GOAL -> Please print the full listing exactly.

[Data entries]
━━━━━━━━━━━━━━━━━━━━━━━━━━━━━━
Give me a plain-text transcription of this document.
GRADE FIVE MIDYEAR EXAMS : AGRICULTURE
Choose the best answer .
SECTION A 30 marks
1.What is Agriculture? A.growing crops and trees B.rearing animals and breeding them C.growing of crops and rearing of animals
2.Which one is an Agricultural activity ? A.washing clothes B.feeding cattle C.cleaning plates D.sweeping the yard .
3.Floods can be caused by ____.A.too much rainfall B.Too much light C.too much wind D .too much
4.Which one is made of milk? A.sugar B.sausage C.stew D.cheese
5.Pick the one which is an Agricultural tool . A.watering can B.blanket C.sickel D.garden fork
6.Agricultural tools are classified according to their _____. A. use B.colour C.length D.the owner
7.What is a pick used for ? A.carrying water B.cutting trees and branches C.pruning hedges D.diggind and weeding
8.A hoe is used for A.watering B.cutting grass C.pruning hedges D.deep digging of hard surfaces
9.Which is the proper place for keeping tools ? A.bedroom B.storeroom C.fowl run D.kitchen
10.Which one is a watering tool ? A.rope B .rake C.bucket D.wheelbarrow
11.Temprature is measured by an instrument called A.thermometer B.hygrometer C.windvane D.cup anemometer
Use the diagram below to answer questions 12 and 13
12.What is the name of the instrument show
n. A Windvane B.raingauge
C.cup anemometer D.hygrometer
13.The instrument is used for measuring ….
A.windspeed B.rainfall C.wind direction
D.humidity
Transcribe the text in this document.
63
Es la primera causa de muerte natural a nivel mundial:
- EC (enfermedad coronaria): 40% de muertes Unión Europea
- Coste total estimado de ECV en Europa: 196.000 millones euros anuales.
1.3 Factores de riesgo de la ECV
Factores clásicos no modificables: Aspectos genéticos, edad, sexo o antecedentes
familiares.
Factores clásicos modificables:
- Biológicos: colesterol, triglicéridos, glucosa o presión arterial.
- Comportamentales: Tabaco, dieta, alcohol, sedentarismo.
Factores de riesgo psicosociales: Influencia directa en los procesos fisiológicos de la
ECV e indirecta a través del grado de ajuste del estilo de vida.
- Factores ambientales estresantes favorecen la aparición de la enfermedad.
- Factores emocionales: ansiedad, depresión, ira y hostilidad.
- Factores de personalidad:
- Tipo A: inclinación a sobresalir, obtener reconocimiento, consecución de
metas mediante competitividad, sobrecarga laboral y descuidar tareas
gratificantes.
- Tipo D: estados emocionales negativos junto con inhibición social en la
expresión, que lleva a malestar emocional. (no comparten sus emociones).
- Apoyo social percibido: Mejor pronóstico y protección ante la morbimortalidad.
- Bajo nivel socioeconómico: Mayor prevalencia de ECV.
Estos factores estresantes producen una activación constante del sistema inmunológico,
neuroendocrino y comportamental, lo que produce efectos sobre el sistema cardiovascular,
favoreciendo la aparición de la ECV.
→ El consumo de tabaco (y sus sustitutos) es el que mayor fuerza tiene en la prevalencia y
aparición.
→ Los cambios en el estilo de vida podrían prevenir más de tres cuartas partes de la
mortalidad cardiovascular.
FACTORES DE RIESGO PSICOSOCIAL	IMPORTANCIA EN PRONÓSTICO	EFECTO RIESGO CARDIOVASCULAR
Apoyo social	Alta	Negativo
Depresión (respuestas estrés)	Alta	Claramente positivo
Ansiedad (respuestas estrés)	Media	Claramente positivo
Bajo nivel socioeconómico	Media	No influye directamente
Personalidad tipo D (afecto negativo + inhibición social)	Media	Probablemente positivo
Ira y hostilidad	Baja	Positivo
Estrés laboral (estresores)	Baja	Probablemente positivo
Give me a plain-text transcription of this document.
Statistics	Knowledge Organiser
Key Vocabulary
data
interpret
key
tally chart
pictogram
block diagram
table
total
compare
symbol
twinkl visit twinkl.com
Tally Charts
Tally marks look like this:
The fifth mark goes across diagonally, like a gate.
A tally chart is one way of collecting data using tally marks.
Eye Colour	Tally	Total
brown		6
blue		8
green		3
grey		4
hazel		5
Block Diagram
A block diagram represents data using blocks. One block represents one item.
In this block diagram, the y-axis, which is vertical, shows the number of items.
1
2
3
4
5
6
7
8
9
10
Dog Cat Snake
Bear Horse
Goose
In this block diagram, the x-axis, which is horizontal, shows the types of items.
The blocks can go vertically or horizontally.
━━━━━━━━━━━━━━━━━━━━━━━━━━━━━━
WORKED SOLUTION ->
Give me a plain-text transcription of this document.
GRADE FIVE MIDYEAR EXAMS : AGRICULTURE
Choose the best answer .
SECTION A 30 marks
1.What is Agriculture? A.growing crops and trees B.rearing animals and breeding them C.growing of crops and rearing of animals
2.Which one is an Agricultural activity ? A.washing clothes B.feeding cattle C.cleaning plates D.sweeping the yard .
3.Floods can be caused by ____.A.too much rainfall B.Too much light C.too much wind D .too much
4.Which one is made of milk? A.sugar B.sausage C.stew D.cheese
5.Pick the one which is an Agricultural tool . A.watering can B.blanket C.sickel D.garden fork
6.Agricultural tools are classified according to their _____. A. use B.colour C.length D.the owner
7.What is a pick used for ? A.carrying water B.cutting trees and branches C.pruning hedges D.diggind and weeding
8.A hoe is used for A.watering B.cutting grass C.pruning hedges D.deep digging of hard surfaces
9.Which is the proper place for keeping tools ? A.bedroom B.storeroom C.fowl run D.kitchen
10.Which one is a watering tool ? A.rope B .rake C.bucket D.wheelbarrow
11.Temprature is measured by an instrument called A.thermometer B.hygrometer C.windvane D.cup anemometer
Use the diagram below to answer questions 12 and 13
12.What is the name of the instrument show
n. A Windvane B.raingauge
C.cup anemometer D.hygrometer
13.The instrument is used for measuring ….
A.windspeed B.rainfall C.wind direction
D.humidity
Transcribe the text in this document.
63
Es la primera causa de muerte natural a nivel mundial:
- EC (enfermedad coronaria): 40% de muertes Unión Europea
- Coste total estimado de ECV en Europa: 196.000 millones euros anuales.
1.3 Factores de riesgo de la ECV
Factores clásicos no modificables: Aspectos genéticos, edad, sexo o antecedentes
familiares.
Factores clásicos modificables:
- Biológicos: colesterol, triglicéridos, glucosa o presión arterial.
- Comportamentales: Tabaco, dieta, alcohol, sedentarismo.
Factores de riesgo psicosociales: Influencia directa en los procesos fisiológicos de la
ECV e indirecta a través del grado de ajuste del estilo de vida.
- Factores ambientales estresantes favorecen la aparición de la enfermedad.
- Factores emocionales: ansiedad, depresión, ira y hostilidad.
- Factores de personalidad:
- Tipo A: inclinación a sobresalir, obtener reconocimiento, consecución de
metas mediante competitividad, sobrecarga laboral y descuidar tareas
gratificantes.
- Tipo D: estados emocionales negativos junto con inhibición social en la
expresión, que lleva a malestar emocional. (no comparten sus emociones).
- Apoyo social percibido: Mejor pronóstico y protección ante la morbimortalidad.
- Bajo nivel socioeconómico: Mayor prevalencia de ECV.
Estos factores estresantes producen una activación constante del sistema inmunológico,
neuroendocrino y comportamental, lo que produce efectos sobre el sistema cardiovascular,
favoreciendo la aparición de la ECV.
→ El consumo de tabaco (y sus sustitutos) es el que mayor fuerza tiene en la prevalencia y
aparición.
→ Los cambios en el estilo de vida podrían prevenir más de tres cuartas partes de la
mortalidad cardiovascular.
FACTORES DE RIESGO PSICOSOCIAL	IMPORTANCIA EN PRONÓSTICO	EFECTO RIESGO CARDIOVASCULAR
Apoyo social	Alta	Negativo
Depresión (respuestas estrés)	Alta	Claramente positivo
Ansiedad (respuestas estrés)	Media	Claramente positivo
Bajo nivel socioeconómico	Media	No influye directamente
Personalidad tipo D (afecto negativo + inhibición social)	Media	Probablemente positivo
Ira y hostilidad	Baja	Positivo
Estrés laboral (estresores)	Baja	Probablemente positivo
Give me a plain-text transcription of this document.
Statistics	Knowledge Organiser
Key Vocabulary
data
interpret
key
tally chart
pictogram
block diagram
table
total
compare
symbol
twinkl visit twinkl.com
Tally Charts
Tally marks look like this:
The fifth mark goes across diagonally, like a gate.
A tally chart is one way of collecting data using tally marks.
Eye Colour	Tally	Total
brown		6
blue		8
green		3
grey		4
hazel		5
Block Diagram
A block diagram represents data using blocks. One block represents one item.
In this block diagram, the y-axis, which is vertical, shows the number of items.
1
2
3
4
5
6
7
8
9
10
Dog Cat Snake
Bear Horse
Goose
In this block diagram, the x-axis, which is horizontal, shows the types of items.
The blocks can go vertically or horizontally.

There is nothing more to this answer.